▶
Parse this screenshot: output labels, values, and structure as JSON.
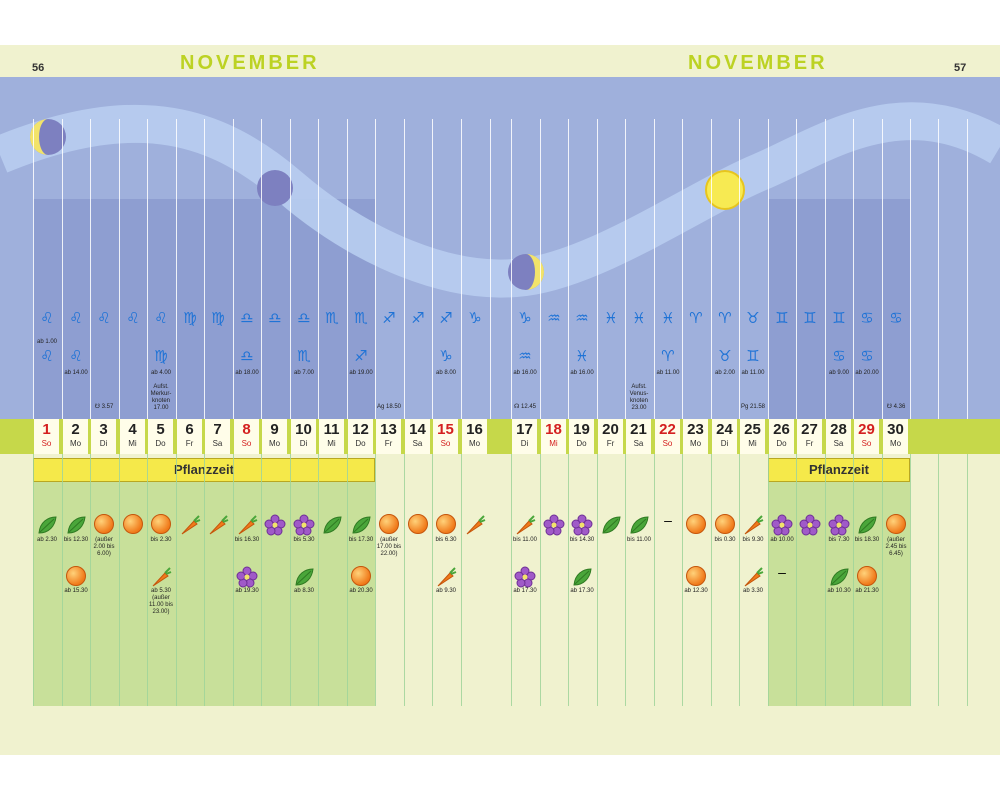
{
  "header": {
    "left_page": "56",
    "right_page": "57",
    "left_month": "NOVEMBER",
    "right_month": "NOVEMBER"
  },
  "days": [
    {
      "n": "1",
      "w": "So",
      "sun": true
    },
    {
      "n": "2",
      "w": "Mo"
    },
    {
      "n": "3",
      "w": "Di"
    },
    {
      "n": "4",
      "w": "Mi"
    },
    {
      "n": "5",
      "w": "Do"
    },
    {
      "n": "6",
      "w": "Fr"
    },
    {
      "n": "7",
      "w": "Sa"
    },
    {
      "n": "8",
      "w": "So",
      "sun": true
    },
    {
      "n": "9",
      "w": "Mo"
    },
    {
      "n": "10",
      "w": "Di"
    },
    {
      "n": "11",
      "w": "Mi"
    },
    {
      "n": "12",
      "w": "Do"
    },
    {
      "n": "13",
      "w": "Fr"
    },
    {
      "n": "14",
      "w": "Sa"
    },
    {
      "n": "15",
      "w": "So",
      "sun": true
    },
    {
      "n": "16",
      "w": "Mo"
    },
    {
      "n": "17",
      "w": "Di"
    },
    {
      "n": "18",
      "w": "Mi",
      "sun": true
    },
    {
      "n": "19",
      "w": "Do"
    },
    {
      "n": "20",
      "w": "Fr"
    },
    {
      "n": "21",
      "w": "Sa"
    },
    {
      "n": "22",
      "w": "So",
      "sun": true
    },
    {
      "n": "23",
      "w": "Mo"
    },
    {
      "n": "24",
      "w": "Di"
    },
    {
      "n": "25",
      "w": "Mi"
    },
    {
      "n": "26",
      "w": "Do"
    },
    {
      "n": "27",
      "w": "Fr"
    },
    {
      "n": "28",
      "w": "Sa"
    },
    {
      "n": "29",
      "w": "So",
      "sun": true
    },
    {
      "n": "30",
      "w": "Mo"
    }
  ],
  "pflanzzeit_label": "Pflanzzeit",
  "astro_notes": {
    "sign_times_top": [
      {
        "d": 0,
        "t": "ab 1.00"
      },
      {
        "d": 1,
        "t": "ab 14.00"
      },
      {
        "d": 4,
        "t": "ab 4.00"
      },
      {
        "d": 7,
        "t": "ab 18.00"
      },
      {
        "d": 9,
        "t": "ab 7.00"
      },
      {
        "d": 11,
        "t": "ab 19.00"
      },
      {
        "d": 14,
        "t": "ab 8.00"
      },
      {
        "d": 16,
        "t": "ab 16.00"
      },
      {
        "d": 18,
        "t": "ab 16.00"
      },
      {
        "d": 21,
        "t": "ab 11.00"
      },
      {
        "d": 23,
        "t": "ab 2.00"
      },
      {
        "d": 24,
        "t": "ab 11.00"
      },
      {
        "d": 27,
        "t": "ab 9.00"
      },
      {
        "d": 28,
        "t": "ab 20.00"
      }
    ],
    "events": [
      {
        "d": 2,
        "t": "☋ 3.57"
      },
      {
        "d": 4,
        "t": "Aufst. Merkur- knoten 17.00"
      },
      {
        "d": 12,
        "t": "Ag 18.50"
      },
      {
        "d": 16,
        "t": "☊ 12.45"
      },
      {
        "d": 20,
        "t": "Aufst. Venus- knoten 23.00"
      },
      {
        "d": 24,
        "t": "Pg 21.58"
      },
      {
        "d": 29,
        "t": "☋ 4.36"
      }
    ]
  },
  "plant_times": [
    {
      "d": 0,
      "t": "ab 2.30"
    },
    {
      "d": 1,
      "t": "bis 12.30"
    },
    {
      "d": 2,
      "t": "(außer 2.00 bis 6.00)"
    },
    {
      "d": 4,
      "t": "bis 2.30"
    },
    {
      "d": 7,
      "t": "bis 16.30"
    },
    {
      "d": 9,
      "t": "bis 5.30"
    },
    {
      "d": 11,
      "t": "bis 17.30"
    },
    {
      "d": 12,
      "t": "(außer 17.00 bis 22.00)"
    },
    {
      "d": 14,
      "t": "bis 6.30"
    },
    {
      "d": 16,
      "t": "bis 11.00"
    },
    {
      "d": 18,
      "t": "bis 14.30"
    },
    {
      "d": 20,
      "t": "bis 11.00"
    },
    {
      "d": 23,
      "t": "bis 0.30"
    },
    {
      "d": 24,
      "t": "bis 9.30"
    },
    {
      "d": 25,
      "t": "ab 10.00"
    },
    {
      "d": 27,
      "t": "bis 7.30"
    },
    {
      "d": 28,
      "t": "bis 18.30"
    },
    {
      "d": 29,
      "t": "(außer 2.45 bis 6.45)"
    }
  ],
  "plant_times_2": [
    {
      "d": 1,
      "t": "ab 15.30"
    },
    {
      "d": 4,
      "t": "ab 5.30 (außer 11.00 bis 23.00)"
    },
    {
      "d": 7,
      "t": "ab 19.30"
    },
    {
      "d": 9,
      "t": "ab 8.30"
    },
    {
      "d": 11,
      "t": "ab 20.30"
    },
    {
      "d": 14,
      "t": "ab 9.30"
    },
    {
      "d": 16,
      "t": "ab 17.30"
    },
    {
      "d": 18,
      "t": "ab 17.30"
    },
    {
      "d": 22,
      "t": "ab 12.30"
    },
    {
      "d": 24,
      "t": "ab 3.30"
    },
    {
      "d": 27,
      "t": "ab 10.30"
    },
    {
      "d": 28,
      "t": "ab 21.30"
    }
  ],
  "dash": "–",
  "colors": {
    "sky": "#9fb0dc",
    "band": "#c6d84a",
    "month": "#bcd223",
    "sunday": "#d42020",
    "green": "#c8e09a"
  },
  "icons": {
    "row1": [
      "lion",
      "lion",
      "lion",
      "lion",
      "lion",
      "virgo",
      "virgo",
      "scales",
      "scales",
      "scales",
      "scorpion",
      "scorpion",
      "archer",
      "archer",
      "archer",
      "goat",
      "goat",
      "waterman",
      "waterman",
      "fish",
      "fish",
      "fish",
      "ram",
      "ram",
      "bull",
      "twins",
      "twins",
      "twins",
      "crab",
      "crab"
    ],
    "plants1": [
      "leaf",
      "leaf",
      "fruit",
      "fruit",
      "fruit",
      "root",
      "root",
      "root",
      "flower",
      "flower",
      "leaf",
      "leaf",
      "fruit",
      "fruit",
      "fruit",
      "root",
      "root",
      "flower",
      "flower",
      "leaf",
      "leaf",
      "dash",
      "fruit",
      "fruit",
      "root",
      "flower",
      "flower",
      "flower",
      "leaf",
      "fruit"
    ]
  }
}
◀
• Your objective
Every line of text is to be repeated exactly; pictures are left out.

• Solution
Parse this screenshot: output labels, values, and structure as JSON.
{
  "header": {
    "left_page": "56",
    "right_page": "57",
    "left_month": "NOVEMBER",
    "right_month": "NOVEMBER"
  },
  "days": [
    {
      "n": "1",
      "w": "So",
      "sun": true
    },
    {
      "n": "2",
      "w": "Mo"
    },
    {
      "n": "3",
      "w": "Di"
    },
    {
      "n": "4",
      "w": "Mi"
    },
    {
      "n": "5",
      "w": "Do"
    },
    {
      "n": "6",
      "w": "Fr"
    },
    {
      "n": "7",
      "w": "Sa"
    },
    {
      "n": "8",
      "w": "So",
      "sun": true
    },
    {
      "n": "9",
      "w": "Mo"
    },
    {
      "n": "10",
      "w": "Di"
    },
    {
      "n": "11",
      "w": "Mi"
    },
    {
      "n": "12",
      "w": "Do"
    },
    {
      "n": "13",
      "w": "Fr"
    },
    {
      "n": "14",
      "w": "Sa"
    },
    {
      "n": "15",
      "w": "So",
      "sun": true
    },
    {
      "n": "16",
      "w": "Mo"
    },
    {
      "n": "17",
      "w": "Di"
    },
    {
      "n": "18",
      "w": "Mi",
      "sun": true
    },
    {
      "n": "19",
      "w": "Do"
    },
    {
      "n": "20",
      "w": "Fr"
    },
    {
      "n": "21",
      "w": "Sa"
    },
    {
      "n": "22",
      "w": "So",
      "sun": true
    },
    {
      "n": "23",
      "w": "Mo"
    },
    {
      "n": "24",
      "w": "Di"
    },
    {
      "n": "25",
      "w": "Mi"
    },
    {
      "n": "26",
      "w": "Do"
    },
    {
      "n": "27",
      "w": "Fr"
    },
    {
      "n": "28",
      "w": "Sa"
    },
    {
      "n": "29",
      "w": "So",
      "sun": true
    },
    {
      "n": "30",
      "w": "Mo"
    }
  ],
  "pflanzzeit_label": "Pflanzzeit",
  "astro_notes": {
    "sign_times_top": [
      {
        "d": 0,
        "t": "ab 1.00"
      },
      {
        "d": 1,
        "t": "ab 14.00"
      },
      {
        "d": 4,
        "t": "ab 4.00"
      },
      {
        "d": 7,
        "t": "ab 18.00"
      },
      {
        "d": 9,
        "t": "ab 7.00"
      },
      {
        "d": 11,
        "t": "ab 19.00"
      },
      {
        "d": 14,
        "t": "ab 8.00"
      },
      {
        "d": 16,
        "t": "ab 16.00"
      },
      {
        "d": 18,
        "t": "ab 16.00"
      },
      {
        "d": 21,
        "t": "ab 11.00"
      },
      {
        "d": 23,
        "t": "ab 2.00"
      },
      {
        "d": 24,
        "t": "ab 11.00"
      },
      {
        "d": 27,
        "t": "ab 9.00"
      },
      {
        "d": 28,
        "t": "ab 20.00"
      }
    ],
    "events": [
      {
        "d": 2,
        "t": "☋ 3.57"
      },
      {
        "d": 4,
        "t": "Aufst. Merkur- knoten 17.00"
      },
      {
        "d": 12,
        "t": "Ag 18.50"
      },
      {
        "d": 16,
        "t": "☊ 12.45"
      },
      {
        "d": 20,
        "t": "Aufst. Venus- knoten 23.00"
      },
      {
        "d": 24,
        "t": "Pg 21.58"
      },
      {
        "d": 29,
        "t": "☋ 4.36"
      }
    ]
  },
  "plant_times": [
    {
      "d": 0,
      "t": "ab 2.30"
    },
    {
      "d": 1,
      "t": "bis 12.30"
    },
    {
      "d": 2,
      "t": "(außer 2.00 bis 6.00)"
    },
    {
      "d": 4,
      "t": "bis 2.30"
    },
    {
      "d": 7,
      "t": "bis 16.30"
    },
    {
      "d": 9,
      "t": "bis 5.30"
    },
    {
      "d": 11,
      "t": "bis 17.30"
    },
    {
      "d": 12,
      "t": "(außer 17.00 bis 22.00)"
    },
    {
      "d": 14,
      "t": "bis 6.30"
    },
    {
      "d": 16,
      "t": "bis 11.00"
    },
    {
      "d": 18,
      "t": "bis 14.30"
    },
    {
      "d": 20,
      "t": "bis 11.00"
    },
    {
      "d": 23,
      "t": "bis 0.30"
    },
    {
      "d": 24,
      "t": "bis 9.30"
    },
    {
      "d": 25,
      "t": "ab 10.00"
    },
    {
      "d": 27,
      "t": "bis 7.30"
    },
    {
      "d": 28,
      "t": "bis 18.30"
    },
    {
      "d": 29,
      "t": "(außer 2.45 bis 6.45)"
    }
  ],
  "plant_times_2": [
    {
      "d": 1,
      "t": "ab 15.30"
    },
    {
      "d": 4,
      "t": "ab 5.30 (außer 11.00 bis 23.00)"
    },
    {
      "d": 7,
      "t": "ab 19.30"
    },
    {
      "d": 9,
      "t": "ab 8.30"
    },
    {
      "d": 11,
      "t": "ab 20.30"
    },
    {
      "d": 14,
      "t": "ab 9.30"
    },
    {
      "d": 16,
      "t": "ab 17.30"
    },
    {
      "d": 18,
      "t": "ab 17.30"
    },
    {
      "d": 22,
      "t": "ab 12.30"
    },
    {
      "d": 24,
      "t": "ab 3.30"
    },
    {
      "d": 27,
      "t": "ab 10.30"
    },
    {
      "d": 28,
      "t": "ab 21.30"
    }
  ],
  "dash": "–",
  "colors": {
    "sky": "#9fb0dc",
    "band": "#c6d84a",
    "month": "#bcd223",
    "sunday": "#d42020",
    "green": "#c8e09a"
  },
  "icons": {
    "row1": [
      "lion",
      "lion",
      "lion",
      "lion",
      "lion",
      "virgo",
      "virgo",
      "scales",
      "scales",
      "scales",
      "scorpion",
      "scorpion",
      "archer",
      "archer",
      "archer",
      "goat",
      "goat",
      "waterman",
      "waterman",
      "fish",
      "fish",
      "fish",
      "ram",
      "ram",
      "bull",
      "twins",
      "twins",
      "twins",
      "crab",
      "crab"
    ],
    "plants1": [
      "leaf",
      "leaf",
      "fruit",
      "fruit",
      "fruit",
      "root",
      "root",
      "root",
      "flower",
      "flower",
      "leaf",
      "leaf",
      "fruit",
      "fruit",
      "fruit",
      "root",
      "root",
      "flower",
      "flower",
      "leaf",
      "leaf",
      "dash",
      "fruit",
      "fruit",
      "root",
      "flower",
      "flower",
      "flower",
      "leaf",
      "fruit"
    ]
  }
}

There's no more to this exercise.